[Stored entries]
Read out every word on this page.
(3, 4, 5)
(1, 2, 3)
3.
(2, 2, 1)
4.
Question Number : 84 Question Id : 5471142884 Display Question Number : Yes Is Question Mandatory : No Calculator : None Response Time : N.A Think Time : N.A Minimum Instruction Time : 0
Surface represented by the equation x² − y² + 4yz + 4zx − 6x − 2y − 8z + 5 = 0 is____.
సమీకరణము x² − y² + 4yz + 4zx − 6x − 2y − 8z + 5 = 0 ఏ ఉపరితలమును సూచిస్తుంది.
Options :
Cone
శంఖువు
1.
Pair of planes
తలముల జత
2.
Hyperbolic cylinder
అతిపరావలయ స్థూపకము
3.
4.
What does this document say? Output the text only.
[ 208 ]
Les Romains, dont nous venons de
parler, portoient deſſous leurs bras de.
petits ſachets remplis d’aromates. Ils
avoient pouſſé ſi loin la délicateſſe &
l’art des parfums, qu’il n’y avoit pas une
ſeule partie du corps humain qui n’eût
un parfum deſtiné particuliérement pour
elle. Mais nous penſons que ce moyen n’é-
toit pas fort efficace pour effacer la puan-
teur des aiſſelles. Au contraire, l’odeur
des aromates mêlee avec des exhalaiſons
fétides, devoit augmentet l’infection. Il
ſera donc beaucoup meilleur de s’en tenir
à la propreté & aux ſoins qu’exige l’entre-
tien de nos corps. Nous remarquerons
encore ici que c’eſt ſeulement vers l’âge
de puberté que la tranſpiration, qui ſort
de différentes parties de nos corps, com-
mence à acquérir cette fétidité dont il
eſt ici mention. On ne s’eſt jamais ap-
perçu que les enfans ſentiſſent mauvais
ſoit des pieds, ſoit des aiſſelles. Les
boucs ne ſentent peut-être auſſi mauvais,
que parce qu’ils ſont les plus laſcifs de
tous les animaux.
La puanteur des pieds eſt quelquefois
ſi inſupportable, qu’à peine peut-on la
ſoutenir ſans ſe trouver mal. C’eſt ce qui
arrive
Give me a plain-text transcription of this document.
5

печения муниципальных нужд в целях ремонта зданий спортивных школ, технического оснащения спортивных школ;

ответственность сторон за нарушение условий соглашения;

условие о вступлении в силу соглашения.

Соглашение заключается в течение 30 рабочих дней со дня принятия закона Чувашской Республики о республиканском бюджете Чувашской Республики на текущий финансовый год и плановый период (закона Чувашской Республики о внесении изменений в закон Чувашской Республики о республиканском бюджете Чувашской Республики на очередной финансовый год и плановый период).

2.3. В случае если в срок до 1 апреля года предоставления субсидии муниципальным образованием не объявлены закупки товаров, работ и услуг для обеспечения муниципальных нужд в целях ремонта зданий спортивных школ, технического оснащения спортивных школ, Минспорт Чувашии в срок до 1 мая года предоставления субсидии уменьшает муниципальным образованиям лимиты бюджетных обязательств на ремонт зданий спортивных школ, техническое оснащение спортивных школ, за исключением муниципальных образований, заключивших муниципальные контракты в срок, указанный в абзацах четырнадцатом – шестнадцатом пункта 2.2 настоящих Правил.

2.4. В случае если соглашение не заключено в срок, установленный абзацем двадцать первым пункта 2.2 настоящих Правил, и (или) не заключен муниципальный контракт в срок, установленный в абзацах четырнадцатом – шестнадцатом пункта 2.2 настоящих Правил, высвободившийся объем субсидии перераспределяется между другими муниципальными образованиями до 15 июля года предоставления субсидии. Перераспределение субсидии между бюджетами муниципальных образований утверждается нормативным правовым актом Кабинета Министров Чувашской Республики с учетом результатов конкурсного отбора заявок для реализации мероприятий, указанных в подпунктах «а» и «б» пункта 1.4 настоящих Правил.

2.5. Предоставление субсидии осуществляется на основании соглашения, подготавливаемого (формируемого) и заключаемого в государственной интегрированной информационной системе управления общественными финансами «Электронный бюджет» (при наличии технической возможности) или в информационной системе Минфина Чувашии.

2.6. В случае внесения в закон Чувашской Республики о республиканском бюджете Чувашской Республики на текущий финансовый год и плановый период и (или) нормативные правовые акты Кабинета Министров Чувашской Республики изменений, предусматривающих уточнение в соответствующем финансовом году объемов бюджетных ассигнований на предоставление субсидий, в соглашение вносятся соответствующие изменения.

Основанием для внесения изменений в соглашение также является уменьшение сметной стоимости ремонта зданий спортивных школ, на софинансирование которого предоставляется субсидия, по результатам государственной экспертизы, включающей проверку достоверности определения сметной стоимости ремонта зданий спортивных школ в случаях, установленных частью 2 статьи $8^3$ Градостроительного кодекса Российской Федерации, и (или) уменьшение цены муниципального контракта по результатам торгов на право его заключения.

EXERCISE BRIEF — Copy every line exactly. Leave nothing out.

WRITTEN ANSWER —
Read out every word on this page.
(3, 4, 5)
(1, 2, 3)
3.
(2, 2, 1)
4.
Question Number : 84 Question Id : 5471142884 Display Question Number : Yes Is Question Mandatory : No Calculator : None Response Time : N.A Think Time : N.A Minimum Instruction Time : 0
Surface represented by the equation x² − y² + 4yz + 4zx − 6x − 2y − 8z + 5 = 0 is____.
సమీకరణము x² − y² + 4yz + 4zx − 6x − 2y − 8z + 5 = 0 ఏ ఉపరితలమును సూచిస్తుంది.
Options :
Cone
శంఖువు
1.
Pair of planes
తలముల జత
2.
Hyperbolic cylinder
అతిపరావలయ స్థూపకము
3.
4.
What does this document say? Output the text only.
[ 208 ]
Les Romains, dont nous venons de
parler, portoient deſſous leurs bras de.
petits ſachets remplis d’aromates. Ils
avoient pouſſé ſi loin la délicateſſe &
l’art des parfums, qu’il n’y avoit pas une
ſeule partie du corps humain qui n’eût
un parfum deſtiné particuliérement pour
elle. Mais nous penſons que ce moyen n’é-
toit pas fort efficace pour effacer la puan-
teur des aiſſelles. Au contraire, l’odeur
des aromates mêlee avec des exhalaiſons
fétides, devoit augmentet l’infection. Il
ſera donc beaucoup meilleur de s’en tenir
à la propreté & aux ſoins qu’exige l’entre-
tien de nos corps. Nous remarquerons
encore ici que c’eſt ſeulement vers l’âge
de puberté que la tranſpiration, qui ſort
de différentes parties de nos corps, com-
mence à acquérir cette fétidité dont il
eſt ici mention. On ne s’eſt jamais ap-
perçu que les enfans ſentiſſent mauvais
ſoit des pieds, ſoit des aiſſelles. Les
boucs ne ſentent peut-être auſſi mauvais,
que parce qu’ils ſont les plus laſcifs de
tous les animaux.
La puanteur des pieds eſt quelquefois
ſi inſupportable, qu’à peine peut-on la
ſoutenir ſans ſe trouver mal. C’eſt ce qui
arrive
Give me a plain-text transcription of this document.
5

печения муниципальных нужд в целях ремонта зданий спортивных школ, технического оснащения спортивных школ;

ответственность сторон за нарушение условий соглашения;

условие о вступлении в силу соглашения.

Соглашение заключается в течение 30 рабочих дней со дня принятия закона Чувашской Республики о республиканском бюджете Чувашской Республики на текущий финансовый год и плановый период (закона Чувашской Республики о внесении изменений в закон Чувашской Республики о республиканском бюджете Чувашской Республики на очередной финансовый год и плановый период).

2.3. В случае если в срок до 1 апреля года предоставления субсидии муниципальным образованием не объявлены закупки товаров, работ и услуг для обеспечения муниципальных нужд в целях ремонта зданий спортивных школ, технического оснащения спортивных школ, Минспорт Чувашии в срок до 1 мая года предоставления субсидии уменьшает муниципальным образованиям лимиты бюджетных обязательств на ремонт зданий спортивных школ, техническое оснащение спортивных школ, за исключением муниципальных образований, заключивших муниципальные контракты в срок, указанный в абзацах четырнадцатом – шестнадцатом пункта 2.2 настоящих Правил.

2.4. В случае если соглашение не заключено в срок, установленный абзацем двадцать первым пункта 2.2 настоящих Правил, и (или) не заключен муниципальный контракт в срок, установленный в абзацах четырнадцатом – шестнадцатом пункта 2.2 настоящих Правил, высвободившийся объем субсидии перераспределяется между другими муниципальными образованиями до 15 июля года предоставления субсидии. Перераспределение субсидии между бюджетами муниципальных образований утверждается нормативным правовым актом Кабинета Министров Чувашской Республики с учетом результатов конкурсного отбора заявок для реализации мероприятий, указанных в подпунктах «а» и «б» пункта 1.4 настоящих Правил.

2.5. Предоставление субсидии осуществляется на основании соглашения, подготавливаемого (формируемого) и заключаемого в государственной интегрированной информационной системе управления общественными финансами «Электронный бюджет» (при наличии технической возможности) или в информационной системе Минфина Чувашии.

2.6. В случае внесения в закон Чувашской Республики о республиканском бюджете Чувашской Республики на текущий финансовый год и плановый период и (или) нормативные правовые акты Кабинета Министров Чувашской Республики изменений, предусматривающих уточнение в соответствующем финансовом году объемов бюджетных ассигнований на предоставление субсидий, в соглашение вносятся соответствующие изменения.

Основанием для внесения изменений в соглашение также является уменьшение сметной стоимости ремонта зданий спортивных школ, на софинансирование которого предоставляется субсидия, по результатам государственной экспертизы, включающей проверку достоверности определения сметной стоимости ремонта зданий спортивных школ в случаях, установленных частью 2 статьи $8^3$ Градостроительного кодекса Российской Федерации, и (или) уменьшение цены муниципального контракта по результатам торгов на право его заключения.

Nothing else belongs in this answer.